◆ **EXERCISE**: Send back the records in full, character for character.

◆ **RAW DATA**:
• • • •

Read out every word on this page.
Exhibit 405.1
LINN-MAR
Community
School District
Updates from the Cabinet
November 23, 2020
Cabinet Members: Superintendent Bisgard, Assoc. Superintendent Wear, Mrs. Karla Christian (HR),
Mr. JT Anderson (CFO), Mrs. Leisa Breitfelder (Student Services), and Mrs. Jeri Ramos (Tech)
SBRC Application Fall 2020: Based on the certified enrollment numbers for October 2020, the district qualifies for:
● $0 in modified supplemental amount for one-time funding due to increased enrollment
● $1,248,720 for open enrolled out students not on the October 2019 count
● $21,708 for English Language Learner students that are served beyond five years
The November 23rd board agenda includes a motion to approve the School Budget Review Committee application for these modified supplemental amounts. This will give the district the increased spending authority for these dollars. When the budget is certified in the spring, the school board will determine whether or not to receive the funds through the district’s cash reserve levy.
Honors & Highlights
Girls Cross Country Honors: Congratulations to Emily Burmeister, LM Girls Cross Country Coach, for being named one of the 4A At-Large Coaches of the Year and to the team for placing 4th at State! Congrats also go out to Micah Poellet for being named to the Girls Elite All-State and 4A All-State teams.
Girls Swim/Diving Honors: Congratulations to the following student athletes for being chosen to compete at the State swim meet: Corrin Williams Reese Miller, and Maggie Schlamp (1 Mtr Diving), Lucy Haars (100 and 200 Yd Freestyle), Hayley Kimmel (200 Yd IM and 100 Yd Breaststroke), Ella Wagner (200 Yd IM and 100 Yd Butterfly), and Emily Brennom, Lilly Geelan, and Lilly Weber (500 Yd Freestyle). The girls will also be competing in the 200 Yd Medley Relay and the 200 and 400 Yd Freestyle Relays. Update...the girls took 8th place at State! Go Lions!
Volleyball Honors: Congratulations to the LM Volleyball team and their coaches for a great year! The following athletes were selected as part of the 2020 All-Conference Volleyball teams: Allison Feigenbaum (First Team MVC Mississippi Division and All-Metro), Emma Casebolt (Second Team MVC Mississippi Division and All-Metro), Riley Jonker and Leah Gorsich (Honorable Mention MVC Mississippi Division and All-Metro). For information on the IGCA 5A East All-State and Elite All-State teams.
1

• • • •

◆ **SOLUTION**:
Read out every word on this page.
Exhibit 405.1
LINN-MAR
Community
School District
Updates from the Cabinet
November 23, 2020
Cabinet Members: Superintendent Bisgard, Assoc. Superintendent Wear, Mrs. Karla Christian (HR),
Mr. JT Anderson (CFO), Mrs. Leisa Breitfelder (Student Services), and Mrs. Jeri Ramos (Tech)
SBRC Application Fall 2020: Based on the certified enrollment numbers for October 2020, the district qualifies for:
● $0 in modified supplemental amount for one-time funding due to increased enrollment
● $1,248,720 for open enrolled out students not on the October 2019 count
● $21,708 for English Language Learner students that are served beyond five years
The November 23rd board agenda includes a motion to approve the School Budget Review Committee application for these modified supplemental amounts. This will give the district the increased spending authority for these dollars. When the budget is certified in the spring, the school board will determine whether or not to receive the funds through the district’s cash reserve levy.
Honors & Highlights
Girls Cross Country Honors: Congratulations to Emily Burmeister, LM Girls Cross Country Coach, for being named one of the 4A At-Large Coaches of the Year and to the team for placing 4th at State! Congrats also go out to Micah Poellet for being named to the Girls Elite All-State and 4A All-State teams.
Girls Swim/Diving Honors: Congratulations to the following student athletes for being chosen to compete at the State swim meet: Corrin Williams Reese Miller, and Maggie Schlamp (1 Mtr Diving), Lucy Haars (100 and 200 Yd Freestyle), Hayley Kimmel (200 Yd IM and 100 Yd Breaststroke), Ella Wagner (200 Yd IM and 100 Yd Butterfly), and Emily Brennom, Lilly Geelan, and Lilly Weber (500 Yd Freestyle). The girls will also be competing in the 200 Yd Medley Relay and the 200 and 400 Yd Freestyle Relays. Update...the girls took 8th place at State! Go Lions!
Volleyball Honors: Congratulations to the LM Volleyball team and their coaches for a great year! The following athletes were selected as part of the 2020 All-Conference Volleyball teams: Allison Feigenbaum (First Team MVC Mississippi Division and All-Metro), Emma Casebolt (Second Team MVC Mississippi Division and All-Metro), Riley Jonker and Leah Gorsich (Honorable Mention MVC Mississippi Division and All-Metro). For information on the IGCA 5A East All-State and Elite All-State teams.
1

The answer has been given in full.